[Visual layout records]
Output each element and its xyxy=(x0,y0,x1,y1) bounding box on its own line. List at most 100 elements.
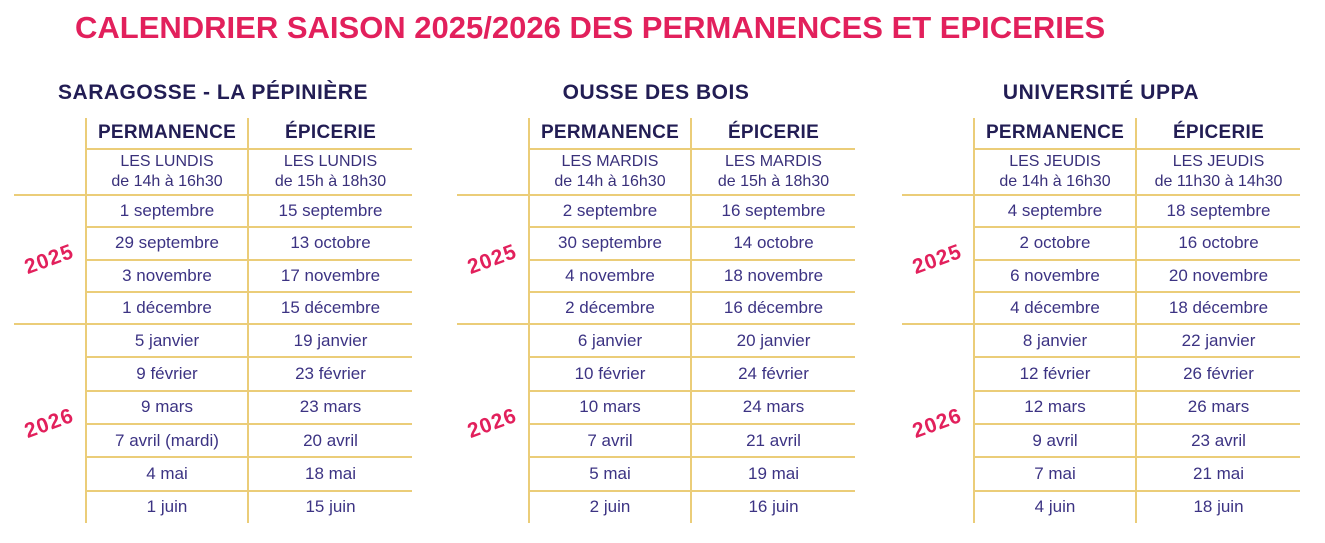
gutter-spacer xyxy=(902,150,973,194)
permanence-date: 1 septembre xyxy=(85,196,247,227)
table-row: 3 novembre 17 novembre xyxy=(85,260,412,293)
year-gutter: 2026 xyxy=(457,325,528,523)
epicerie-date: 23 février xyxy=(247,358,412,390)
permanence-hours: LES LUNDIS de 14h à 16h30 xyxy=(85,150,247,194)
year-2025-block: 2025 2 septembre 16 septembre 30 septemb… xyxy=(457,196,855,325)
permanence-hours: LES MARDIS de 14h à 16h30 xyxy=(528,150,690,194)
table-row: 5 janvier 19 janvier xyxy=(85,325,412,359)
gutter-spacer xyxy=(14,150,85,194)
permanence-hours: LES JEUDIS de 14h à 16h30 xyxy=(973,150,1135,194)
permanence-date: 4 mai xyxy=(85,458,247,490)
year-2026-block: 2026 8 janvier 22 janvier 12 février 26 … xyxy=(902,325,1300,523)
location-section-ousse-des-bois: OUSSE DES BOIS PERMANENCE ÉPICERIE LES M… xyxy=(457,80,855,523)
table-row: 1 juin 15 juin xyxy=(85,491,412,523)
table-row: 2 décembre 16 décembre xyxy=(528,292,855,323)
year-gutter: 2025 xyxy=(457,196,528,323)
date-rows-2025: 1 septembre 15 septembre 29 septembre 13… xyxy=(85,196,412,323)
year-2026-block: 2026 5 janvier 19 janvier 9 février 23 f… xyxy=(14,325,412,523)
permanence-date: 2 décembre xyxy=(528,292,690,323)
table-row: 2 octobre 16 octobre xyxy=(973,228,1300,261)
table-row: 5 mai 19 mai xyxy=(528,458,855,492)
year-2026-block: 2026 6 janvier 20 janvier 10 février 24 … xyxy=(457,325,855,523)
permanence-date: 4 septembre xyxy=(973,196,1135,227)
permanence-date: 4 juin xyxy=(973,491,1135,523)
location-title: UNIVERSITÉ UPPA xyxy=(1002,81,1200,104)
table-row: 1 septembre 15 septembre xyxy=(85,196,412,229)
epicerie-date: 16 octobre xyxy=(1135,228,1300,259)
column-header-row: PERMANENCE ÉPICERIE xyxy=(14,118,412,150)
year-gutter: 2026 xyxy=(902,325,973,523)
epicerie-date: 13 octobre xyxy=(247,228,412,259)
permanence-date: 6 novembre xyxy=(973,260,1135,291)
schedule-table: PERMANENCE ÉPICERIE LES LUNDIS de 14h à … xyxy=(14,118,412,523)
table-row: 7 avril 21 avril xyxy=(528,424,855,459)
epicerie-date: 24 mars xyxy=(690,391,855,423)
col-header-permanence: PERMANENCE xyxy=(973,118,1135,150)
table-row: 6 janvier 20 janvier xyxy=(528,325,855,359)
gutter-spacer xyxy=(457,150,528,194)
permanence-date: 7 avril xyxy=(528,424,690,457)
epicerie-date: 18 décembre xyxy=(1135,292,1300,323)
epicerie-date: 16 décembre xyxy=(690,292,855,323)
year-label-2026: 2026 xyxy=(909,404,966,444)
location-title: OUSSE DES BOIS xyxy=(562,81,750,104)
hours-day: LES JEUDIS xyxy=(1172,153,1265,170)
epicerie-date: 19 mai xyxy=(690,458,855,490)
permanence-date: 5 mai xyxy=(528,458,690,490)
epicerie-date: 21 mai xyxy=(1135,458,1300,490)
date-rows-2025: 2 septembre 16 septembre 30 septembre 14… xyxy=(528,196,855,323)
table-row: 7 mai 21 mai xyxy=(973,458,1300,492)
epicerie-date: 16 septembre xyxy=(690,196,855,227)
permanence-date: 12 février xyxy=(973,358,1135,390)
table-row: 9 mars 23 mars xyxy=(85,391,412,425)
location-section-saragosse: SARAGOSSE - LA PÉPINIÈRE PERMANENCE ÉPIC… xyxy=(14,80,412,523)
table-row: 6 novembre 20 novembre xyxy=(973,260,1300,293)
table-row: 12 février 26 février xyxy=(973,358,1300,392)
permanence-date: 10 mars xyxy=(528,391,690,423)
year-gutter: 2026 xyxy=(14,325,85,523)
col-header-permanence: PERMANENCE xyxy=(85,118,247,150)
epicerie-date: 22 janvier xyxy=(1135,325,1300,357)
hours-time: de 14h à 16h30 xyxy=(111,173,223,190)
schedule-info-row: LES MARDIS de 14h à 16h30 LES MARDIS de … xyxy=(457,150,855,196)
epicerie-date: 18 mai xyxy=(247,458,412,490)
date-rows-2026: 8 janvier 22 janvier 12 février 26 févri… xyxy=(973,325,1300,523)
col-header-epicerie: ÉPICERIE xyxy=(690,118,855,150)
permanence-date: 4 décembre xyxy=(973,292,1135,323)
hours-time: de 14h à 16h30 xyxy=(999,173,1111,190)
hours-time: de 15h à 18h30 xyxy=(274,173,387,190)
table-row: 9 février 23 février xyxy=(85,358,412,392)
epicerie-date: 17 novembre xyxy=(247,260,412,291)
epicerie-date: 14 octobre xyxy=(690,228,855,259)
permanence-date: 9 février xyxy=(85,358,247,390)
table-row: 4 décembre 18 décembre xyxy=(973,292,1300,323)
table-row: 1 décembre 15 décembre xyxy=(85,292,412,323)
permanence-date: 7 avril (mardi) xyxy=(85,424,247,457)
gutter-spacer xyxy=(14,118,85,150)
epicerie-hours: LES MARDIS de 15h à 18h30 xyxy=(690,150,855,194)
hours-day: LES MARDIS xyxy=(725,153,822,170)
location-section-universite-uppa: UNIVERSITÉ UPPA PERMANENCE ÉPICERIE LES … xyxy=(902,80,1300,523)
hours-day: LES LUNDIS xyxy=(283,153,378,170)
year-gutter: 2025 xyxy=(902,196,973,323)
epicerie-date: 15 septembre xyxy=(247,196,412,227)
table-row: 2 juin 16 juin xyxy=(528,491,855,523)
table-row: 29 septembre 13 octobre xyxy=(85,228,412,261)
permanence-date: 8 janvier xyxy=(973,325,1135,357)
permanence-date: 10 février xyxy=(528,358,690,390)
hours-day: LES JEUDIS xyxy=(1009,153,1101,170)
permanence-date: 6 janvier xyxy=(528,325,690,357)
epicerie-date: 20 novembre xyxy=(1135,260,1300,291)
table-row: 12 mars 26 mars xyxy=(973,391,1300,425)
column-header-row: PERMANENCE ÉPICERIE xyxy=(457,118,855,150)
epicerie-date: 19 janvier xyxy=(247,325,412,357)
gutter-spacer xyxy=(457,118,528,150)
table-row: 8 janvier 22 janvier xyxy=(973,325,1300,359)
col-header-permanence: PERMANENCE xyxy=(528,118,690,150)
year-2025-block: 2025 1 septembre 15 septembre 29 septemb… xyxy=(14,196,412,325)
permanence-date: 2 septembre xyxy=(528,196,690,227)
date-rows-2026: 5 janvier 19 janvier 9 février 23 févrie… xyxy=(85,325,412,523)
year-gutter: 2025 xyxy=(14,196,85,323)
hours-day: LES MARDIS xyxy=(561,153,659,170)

WHAT THE TASK ASKS = Reproduce every one of the records above line for line, without a single change, leaving out the pictures.

SOLUTION FOR THIS TASK =
Output each element and its xyxy=(x0,y0,x1,y1) bounding box on its own line. List at most 100 elements.
gutter-spacer xyxy=(902,150,973,194)
permanence-date: 1 septembre xyxy=(85,196,247,227)
table-row: 3 novembre 17 novembre xyxy=(85,260,412,293)
year-gutter: 2026 xyxy=(457,325,528,523)
epicerie-date: 23 février xyxy=(247,358,412,390)
permanence-hours: LES LUNDIS de 14h à 16h30 xyxy=(85,150,247,194)
year-2025-block: 2025 2 septembre 16 septembre 30 septemb… xyxy=(457,196,855,325)
permanence-hours: LES MARDIS de 14h à 16h30 xyxy=(528,150,690,194)
table-row: 5 janvier 19 janvier xyxy=(85,325,412,359)
gutter-spacer xyxy=(14,150,85,194)
permanence-hours: LES JEUDIS de 14h à 16h30 xyxy=(973,150,1135,194)
permanence-date: 4 mai xyxy=(85,458,247,490)
year-2026-block: 2026 8 janvier 22 janvier 12 février 26 … xyxy=(902,325,1300,523)
location-section-ousse-des-bois: OUSSE DES BOIS PERMANENCE ÉPICERIE LES M… xyxy=(457,80,855,523)
table-row: 1 juin 15 juin xyxy=(85,491,412,523)
table-row: 2 décembre 16 décembre xyxy=(528,292,855,323)
year-gutter: 2025 xyxy=(457,196,528,323)
date-rows-2025: 1 septembre 15 septembre 29 septembre 13… xyxy=(85,196,412,323)
year-2026-block: 2026 5 janvier 19 janvier 9 février 23 f… xyxy=(14,325,412,523)
permanence-date: 2 décembre xyxy=(528,292,690,323)
table-row: 2 octobre 16 octobre xyxy=(973,228,1300,261)
table-row: 5 mai 19 mai xyxy=(528,458,855,492)
year-2026-block: 2026 6 janvier 20 janvier 10 février 24 … xyxy=(457,325,855,523)
permanence-date: 4 septembre xyxy=(973,196,1135,227)
permanence-date: 4 juin xyxy=(973,491,1135,523)
location-title: UNIVERSITÉ UPPA xyxy=(1002,81,1200,104)
table-row: 1 septembre 15 septembre xyxy=(85,196,412,229)
epicerie-date: 16 octobre xyxy=(1135,228,1300,259)
column-header-row: PERMANENCE ÉPICERIE xyxy=(14,118,412,150)
year-gutter: 2026 xyxy=(902,325,973,523)
epicerie-date: 13 octobre xyxy=(247,228,412,259)
permanence-date: 6 novembre xyxy=(973,260,1135,291)
schedule-table: PERMANENCE ÉPICERIE LES LUNDIS de 14h à … xyxy=(14,118,412,523)
table-row: 7 avril 21 avril xyxy=(528,424,855,459)
epicerie-date: 24 mars xyxy=(690,391,855,423)
col-header-permanence: PERMANENCE xyxy=(973,118,1135,150)
table-row: 6 janvier 20 janvier xyxy=(528,325,855,359)
gutter-spacer xyxy=(457,150,528,194)
permanence-date: 7 avril xyxy=(528,424,690,457)
epicerie-date: 18 décembre xyxy=(1135,292,1300,323)
epicerie-date: 16 décembre xyxy=(690,292,855,323)
year-label-2026: 2026 xyxy=(909,404,966,444)
location-title: OUSSE DES BOIS xyxy=(562,81,750,104)
hours-day: LES JEUDIS xyxy=(1172,153,1265,170)
epicerie-date: 19 mai xyxy=(690,458,855,490)
permanence-date: 5 mai xyxy=(528,458,690,490)
epicerie-date: 21 mai xyxy=(1135,458,1300,490)
date-rows-2025: 2 septembre 16 septembre 30 septembre 14… xyxy=(528,196,855,323)
table-row: 7 mai 21 mai xyxy=(973,458,1300,492)
epicerie-date: 16 septembre xyxy=(690,196,855,227)
permanence-date: 12 février xyxy=(973,358,1135,390)
table-row: 9 mars 23 mars xyxy=(85,391,412,425)
location-section-saragosse: SARAGOSSE - LA PÉPINIÈRE PERMANENCE ÉPIC… xyxy=(14,80,412,523)
table-row: 6 novembre 20 novembre xyxy=(973,260,1300,293)
table-row: 12 février 26 février xyxy=(973,358,1300,392)
permanence-date: 10 mars xyxy=(528,391,690,423)
year-gutter: 2026 xyxy=(14,325,85,523)
col-header-permanence: PERMANENCE xyxy=(85,118,247,150)
epicerie-date: 22 janvier xyxy=(1135,325,1300,357)
hours-time: de 14h à 16h30 xyxy=(111,173,223,190)
schedule-info-row: LES MARDIS de 14h à 16h30 LES MARDIS de … xyxy=(457,150,855,196)
epicerie-date: 18 mai xyxy=(247,458,412,490)
date-rows-2026: 8 janvier 22 janvier 12 février 26 févri… xyxy=(973,325,1300,523)
col-header-epicerie: ÉPICERIE xyxy=(690,118,855,150)
permanence-date: 4 décembre xyxy=(973,292,1135,323)
hours-time: de 14h à 16h30 xyxy=(999,173,1111,190)
hours-time: de 15h à 18h30 xyxy=(274,173,387,190)
table-row: 9 février 23 février xyxy=(85,358,412,392)
epicerie-date: 17 novembre xyxy=(247,260,412,291)
epicerie-date: 14 octobre xyxy=(690,228,855,259)
permanence-date: 9 février xyxy=(85,358,247,390)
table-row: 4 décembre 18 décembre xyxy=(973,292,1300,323)
table-row: 1 décembre 15 décembre xyxy=(85,292,412,323)
permanence-date: 7 avril (mardi) xyxy=(85,424,247,457)
gutter-spacer xyxy=(14,118,85,150)
epicerie-hours: LES MARDIS de 15h à 18h30 xyxy=(690,150,855,194)
hours-day: LES MARDIS xyxy=(725,153,822,170)
location-section-universite-uppa: UNIVERSITÉ UPPA PERMANENCE ÉPICERIE LES … xyxy=(902,80,1300,523)
hours-day: LES LUNDIS xyxy=(283,153,378,170)
year-gutter: 2025 xyxy=(902,196,973,323)
epicerie-date: 15 septembre xyxy=(247,196,412,227)
table-row: 2 juin 16 juin xyxy=(528,491,855,523)
table-row: 29 septembre 13 octobre xyxy=(85,228,412,261)
permanence-date: 8 janvier xyxy=(973,325,1135,357)
permanence-date: 10 février xyxy=(528,358,690,390)
hours-day: LES JEUDIS xyxy=(1009,153,1101,170)
permanence-date: 6 janvier xyxy=(528,325,690,357)
epicerie-date: 20 novembre xyxy=(1135,260,1300,291)
table-row: 12 mars 26 mars xyxy=(973,391,1300,425)
column-header-row: PERMANENCE ÉPICERIE xyxy=(457,118,855,150)
epicerie-date: 19 janvier xyxy=(247,325,412,357)
gutter-spacer xyxy=(457,118,528,150)
table-row: 8 janvier 22 janvier xyxy=(973,325,1300,359)
col-header-permanence: PERMANENCE xyxy=(528,118,690,150)
year-2025-block: 2025 1 septembre 15 septembre 29 septemb… xyxy=(14,196,412,325)
permanence-date: 2 septembre xyxy=(528,196,690,227)
date-rows-2026: 5 janvier 19 janvier 9 février 23 févrie… xyxy=(85,325,412,523)
year-gutter: 2025 xyxy=(14,196,85,323)
hours-day: LES MARDIS xyxy=(561,153,659,170)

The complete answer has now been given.